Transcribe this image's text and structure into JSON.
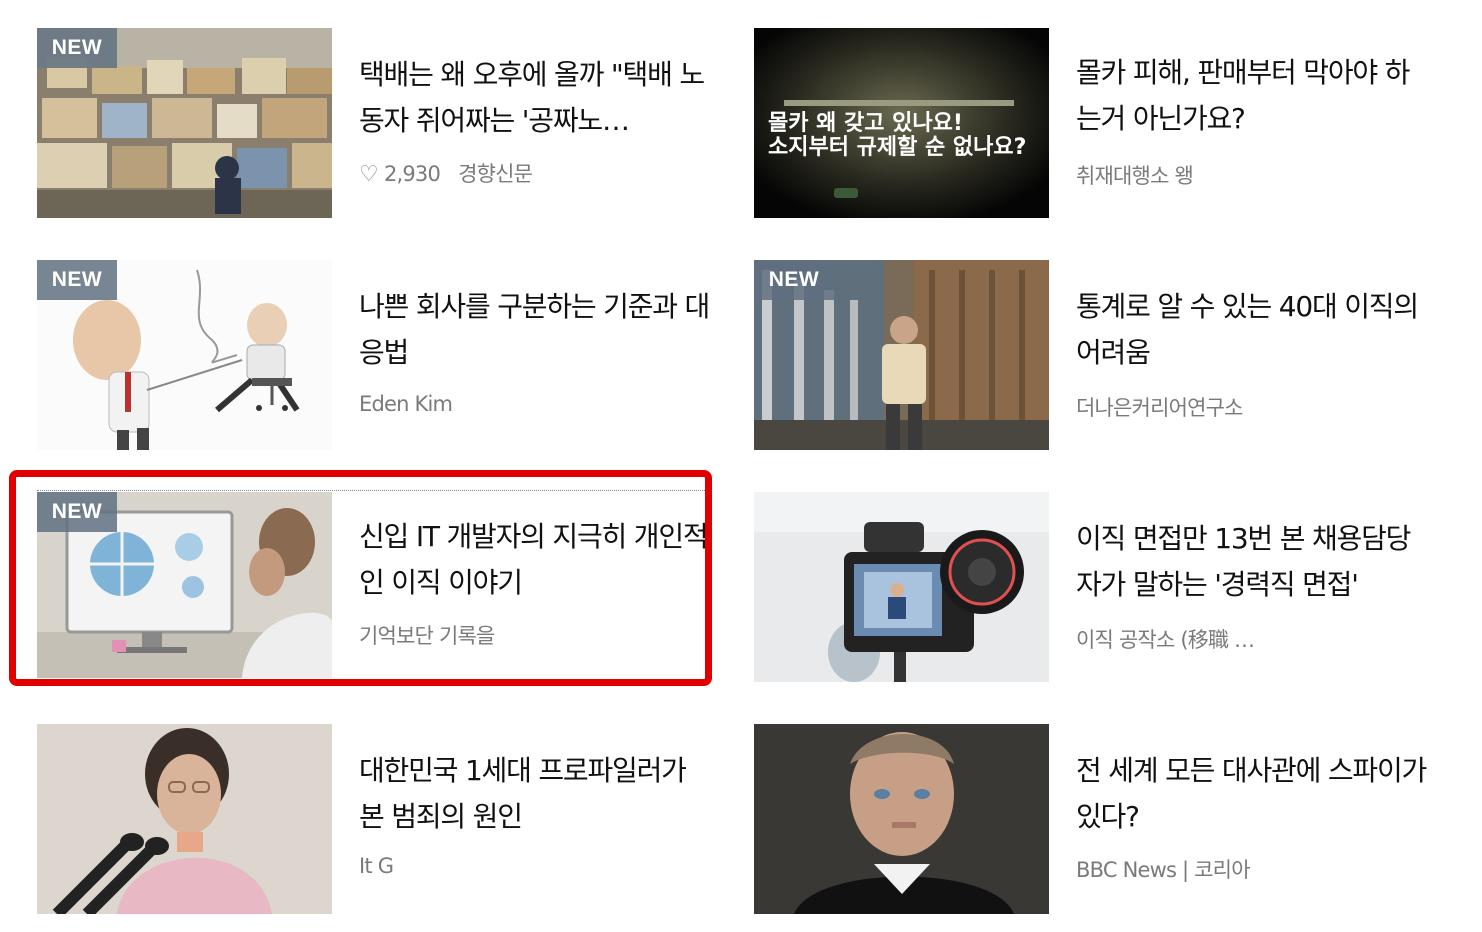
{
  "new_badge": "NEW",
  "highlight_color": "#e00000",
  "cards": [
    {
      "title": "택배는 왜 오후에 올까 \"택배 노동자 쥐어짜는 '공짜노…",
      "likes": "2,930",
      "source": "경향신문",
      "is_new": true
    },
    {
      "title": "몰카 피해, 판매부터 막아야 하는거 아닌가요?",
      "source": "취재대행소 왱",
      "is_new": false,
      "thumb_text_line1": "몰카 왜 갖고 있나요!",
      "thumb_text_line2": "소지부터 규제할 순 없나요?"
    },
    {
      "title": "나쁜 회사를 구분하는 기준과 대응법",
      "source": "Eden Kim",
      "is_new": true
    },
    {
      "title": "통계로 알 수 있는 40대 이직의 어려움",
      "source": "더나은커리어연구소",
      "is_new": true
    },
    {
      "title": "신입 IT 개발자의 지극히 개인적인 이직 이야기",
      "source": "기억보단 기록을",
      "is_new": true,
      "highlighted": true
    },
    {
      "title": "이직 면접만 13번 본 채용담당자가 말하는 '경력직 면접'",
      "source": "이직 공작소 (移職 …",
      "is_new": false
    },
    {
      "title": "대한민국 1세대 프로파일러가 본 범죄의 원인",
      "source": "It G",
      "is_new": false
    },
    {
      "title": "전 세계 모든 대사관에 스파이가 있다?",
      "source": "BBC News | 코리아",
      "is_new": false
    }
  ]
}
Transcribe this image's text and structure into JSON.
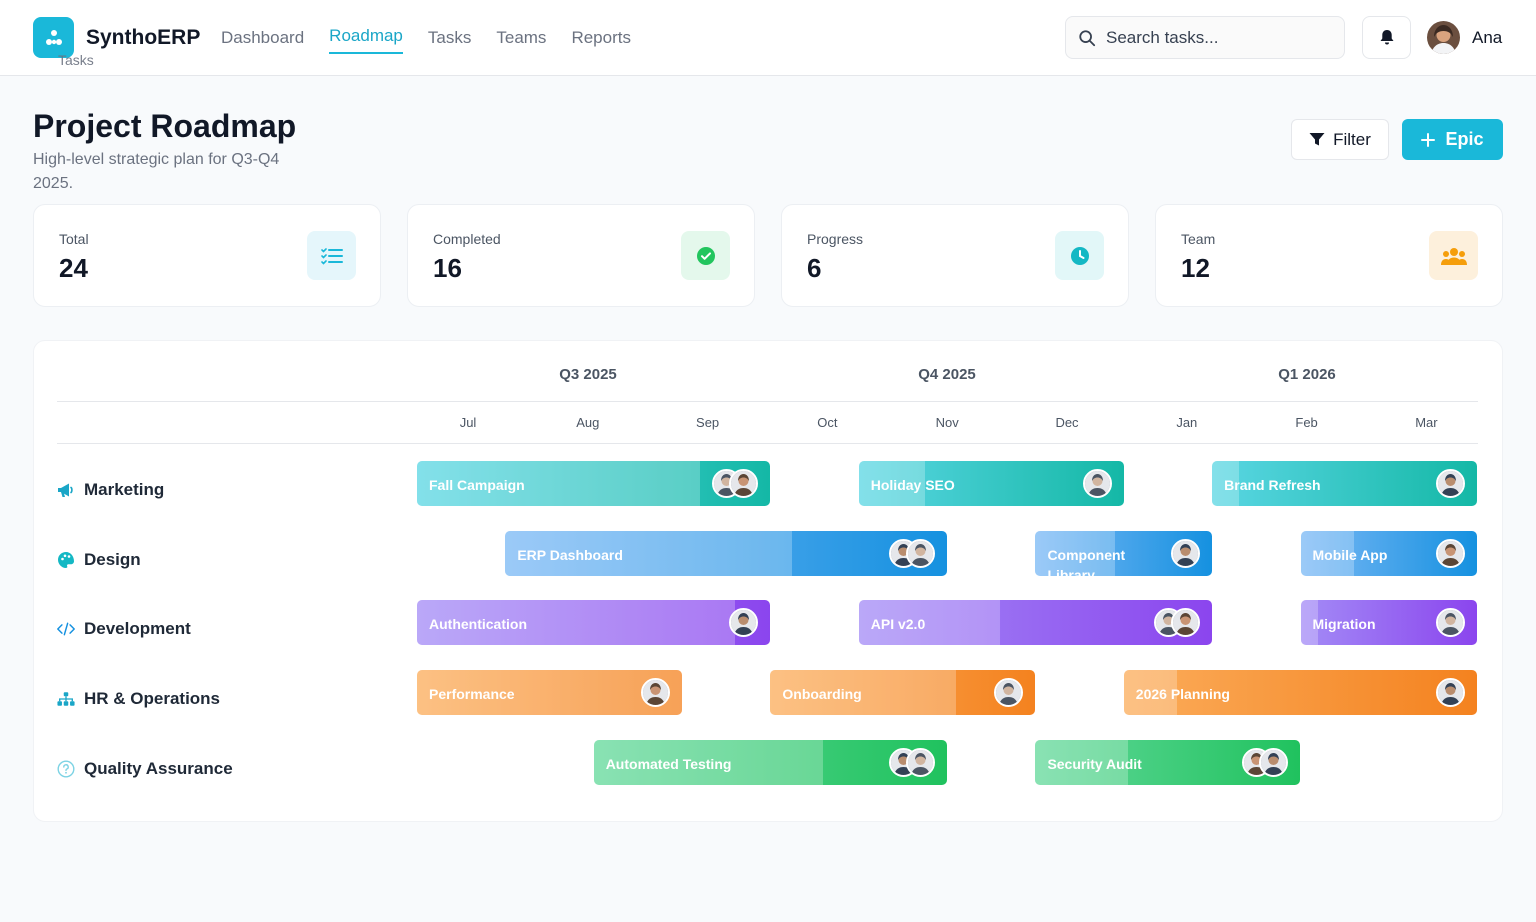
{
  "app": {
    "name": "SynthoERP"
  },
  "nav": [
    {
      "label": "Dashboard",
      "active": false
    },
    {
      "label": "Roadmap",
      "active": true
    },
    {
      "label": "Tasks",
      "active": false
    },
    {
      "label": "Teams",
      "active": false
    },
    {
      "label": "Reports",
      "active": false
    }
  ],
  "search": {
    "placeholder": "Search tasks..."
  },
  "user": {
    "name": "Ana"
  },
  "page": {
    "title": "Project Roadmap",
    "subtitle": "High-level strategic plan for Q3-Q4 2025.",
    "filter_label": "Filter",
    "epic_label": "Epic"
  },
  "stats": [
    {
      "label": "Total",
      "value": "24",
      "overlay": "Tasks",
      "icon": "task-list-icon",
      "color": "#1ab8d9"
    },
    {
      "label": "Completed",
      "value": "16",
      "icon": "check-circle-icon",
      "color": "#22c55e"
    },
    {
      "label": "Progress",
      "value": "6",
      "icon": "clock-icon",
      "color": "#14b8c4"
    },
    {
      "label": "Team",
      "value": "12",
      "icon": "users-icon",
      "color": "#f59e0b"
    }
  ],
  "timeline": {
    "quarters": [
      "Q3 2025",
      "Q4 2025",
      "Q1 2026"
    ],
    "months": [
      "Jul",
      "Aug",
      "Sep",
      "Oct",
      "Nov",
      "Dec",
      "Jan",
      "Feb",
      "Mar"
    ],
    "rows": [
      {
        "label": "Marketing",
        "icon": "megaphone-icon",
        "epics": [
          {
            "label": "Fall Campaign",
            "start": 0,
            "end": 3,
            "progress": 0.8,
            "avatars": 2
          },
          {
            "label": "Holiday SEO",
            "start": 3.75,
            "end": 6,
            "progress": 0.25,
            "avatars": 1
          },
          {
            "label": "Brand Refresh",
            "start": 6.75,
            "end": 9,
            "progress": 0.1,
            "avatars": 1
          }
        ]
      },
      {
        "label": "Design",
        "icon": "palette-icon",
        "epics": [
          {
            "label": "ERP Dashboard",
            "start": 0.75,
            "end": 4.5,
            "progress": 0.65,
            "avatars": 2
          },
          {
            "label": "Component Library",
            "start": 5.25,
            "end": 6.75,
            "progress": 0.45,
            "avatars": 1
          },
          {
            "label": "Mobile App",
            "start": 7.5,
            "end": 9,
            "progress": 0.3,
            "avatars": 1
          }
        ]
      },
      {
        "label": "Development",
        "icon": "code-icon",
        "epics": [
          {
            "label": "Authentication",
            "start": 0,
            "end": 3,
            "progress": 0.9,
            "avatars": 1
          },
          {
            "label": "API v2.0",
            "start": 3.75,
            "end": 6.75,
            "progress": 0.4,
            "avatars": 2
          },
          {
            "label": "Migration",
            "start": 7.5,
            "end": 9,
            "progress": 0.1,
            "avatars": 1
          }
        ]
      },
      {
        "label": "HR & Operations",
        "icon": "org-chart-icon",
        "epics": [
          {
            "label": "Performance",
            "start": 0,
            "end": 2.25,
            "progress": 1.0,
            "avatars": 1
          },
          {
            "label": "Onboarding",
            "start": 3,
            "end": 5.25,
            "progress": 0.7,
            "avatars": 1
          },
          {
            "label": "2026 Planning",
            "start": 6,
            "end": 9,
            "progress": 0.15,
            "avatars": 1
          }
        ]
      },
      {
        "label": "Quality Assurance",
        "icon": "question-circle-icon",
        "epics": [
          {
            "label": "Automated Testing",
            "start": 1.5,
            "end": 4.5,
            "progress": 0.65,
            "avatars": 2
          },
          {
            "label": "Security Audit",
            "start": 5.25,
            "end": 7.5,
            "progress": 0.35,
            "avatars": 2
          }
        ]
      }
    ]
  },
  "colors": {
    "accent": "#1ab8d9",
    "marketing": [
      "#5ad6e3",
      "#14b8a6"
    ],
    "design": [
      "#7ab8f5",
      "#1591e0"
    ],
    "development": [
      "#a38bf6",
      "#8b45ee"
    ],
    "hr": [
      "#fbac5a",
      "#f4821f"
    ],
    "qa": [
      "#62d89a",
      "#20c25e"
    ]
  }
}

Aim ->
Pictures stay out of the copy; please restate every record above exactly.

Exercise response ->
Transcribe this image's text and structure into JSON.
{
  "new_badge": "NEW",
  "highlight_color": "#e00000",
  "cards": [
    {
      "title": "택배는 왜 오후에 올까 \"택배 노동자 쥐어짜는 '공짜노…",
      "likes": "2,930",
      "source": "경향신문",
      "is_new": true
    },
    {
      "title": "몰카 피해, 판매부터 막아야 하는거 아닌가요?",
      "source": "취재대행소 왱",
      "is_new": false,
      "thumb_text_line1": "몰카 왜 갖고 있나요!",
      "thumb_text_line2": "소지부터 규제할 순 없나요?"
    },
    {
      "title": "나쁜 회사를 구분하는 기준과 대응법",
      "source": "Eden Kim",
      "is_new": true
    },
    {
      "title": "통계로 알 수 있는 40대 이직의 어려움",
      "source": "더나은커리어연구소",
      "is_new": true
    },
    {
      "title": "신입 IT 개발자의 지극히 개인적인 이직 이야기",
      "source": "기억보단 기록을",
      "is_new": true,
      "highlighted": true
    },
    {
      "title": "이직 면접만 13번 본 채용담당자가 말하는 '경력직 면접'",
      "source": "이직 공작소 (移職 …",
      "is_new": false
    },
    {
      "title": "대한민국 1세대 프로파일러가 본 범죄의 원인",
      "source": "It G",
      "is_new": false
    },
    {
      "title": "전 세계 모든 대사관에 스파이가 있다?",
      "source": "BBC News | 코리아",
      "is_new": false
    }
  ]
}
Transcribe this image's text and structure into JSON.
{
  "app": {
    "name": "SynthoERP"
  },
  "nav": [
    {
      "label": "Dashboard",
      "active": false
    },
    {
      "label": "Roadmap",
      "active": true
    },
    {
      "label": "Tasks",
      "active": false
    },
    {
      "label": "Teams",
      "active": false
    },
    {
      "label": "Reports",
      "active": false
    }
  ],
  "search": {
    "placeholder": "Search tasks..."
  },
  "user": {
    "name": "Ana"
  },
  "page": {
    "title": "Project Roadmap",
    "subtitle": "High-level strategic plan for Q3-Q4 2025.",
    "filter_label": "Filter",
    "epic_label": "Epic"
  },
  "stats": [
    {
      "label": "Total",
      "value": "24",
      "overlay": "Tasks",
      "icon": "task-list-icon",
      "color": "#1ab8d9"
    },
    {
      "label": "Completed",
      "value": "16",
      "icon": "check-circle-icon",
      "color": "#22c55e"
    },
    {
      "label": "Progress",
      "value": "6",
      "icon": "clock-icon",
      "color": "#14b8c4"
    },
    {
      "label": "Team",
      "value": "12",
      "icon": "users-icon",
      "color": "#f59e0b"
    }
  ],
  "timeline": {
    "quarters": [
      "Q3 2025",
      "Q4 2025",
      "Q1 2026"
    ],
    "months": [
      "Jul",
      "Aug",
      "Sep",
      "Oct",
      "Nov",
      "Dec",
      "Jan",
      "Feb",
      "Mar"
    ],
    "rows": [
      {
        "label": "Marketing",
        "icon": "megaphone-icon",
        "epics": [
          {
            "label": "Fall Campaign",
            "start": 0,
            "end": 3,
            "progress": 0.8,
            "avatars": 2
          },
          {
            "label": "Holiday SEO",
            "start": 3.75,
            "end": 6,
            "progress": 0.25,
            "avatars": 1
          },
          {
            "label": "Brand Refresh",
            "start": 6.75,
            "end": 9,
            "progress": 0.1,
            "avatars": 1
          }
        ]
      },
      {
        "label": "Design",
        "icon": "palette-icon",
        "epics": [
          {
            "label": "ERP Dashboard",
            "start": 0.75,
            "end": 4.5,
            "progress": 0.65,
            "avatars": 2
          },
          {
            "label": "Component Library",
            "start": 5.25,
            "end": 6.75,
            "progress": 0.45,
            "avatars": 1
          },
          {
            "label": "Mobile App",
            "start": 7.5,
            "end": 9,
            "progress": 0.3,
            "avatars": 1
          }
        ]
      },
      {
        "label": "Development",
        "icon": "code-icon",
        "epics": [
          {
            "label": "Authentication",
            "start": 0,
            "end": 3,
            "progress": 0.9,
            "avatars": 1
          },
          {
            "label": "API v2.0",
            "start": 3.75,
            "end": 6.75,
            "progress": 0.4,
            "avatars": 2
          },
          {
            "label": "Migration",
            "start": 7.5,
            "end": 9,
            "progress": 0.1,
            "avatars": 1
          }
        ]
      },
      {
        "label": "HR & Operations",
        "icon": "org-chart-icon",
        "epics": [
          {
            "label": "Performance",
            "start": 0,
            "end": 2.25,
            "progress": 1.0,
            "avatars": 1
          },
          {
            "label": "Onboarding",
            "start": 3,
            "end": 5.25,
            "progress": 0.7,
            "avatars": 1
          },
          {
            "label": "2026 Planning",
            "start": 6,
            "end": 9,
            "progress": 0.15,
            "avatars": 1
          }
        ]
      },
      {
        "label": "Quality Assurance",
        "icon": "question-circle-icon",
        "epics": [
          {
            "label": "Automated Testing",
            "start": 1.5,
            "end": 4.5,
            "progress": 0.65,
            "avatars": 2
          },
          {
            "label": "Security Audit",
            "start": 5.25,
            "end": 7.5,
            "progress": 0.35,
            "avatars": 2
          }
        ]
      }
    ]
  },
  "colors": {
    "accent": "#1ab8d9",
    "marketing": [
      "#5ad6e3",
      "#14b8a6"
    ],
    "design": [
      "#7ab8f5",
      "#1591e0"
    ],
    "development": [
      "#a38bf6",
      "#8b45ee"
    ],
    "hr": [
      "#fbac5a",
      "#f4821f"
    ],
    "qa": [
      "#62d89a",
      "#20c25e"
    ]
  }
}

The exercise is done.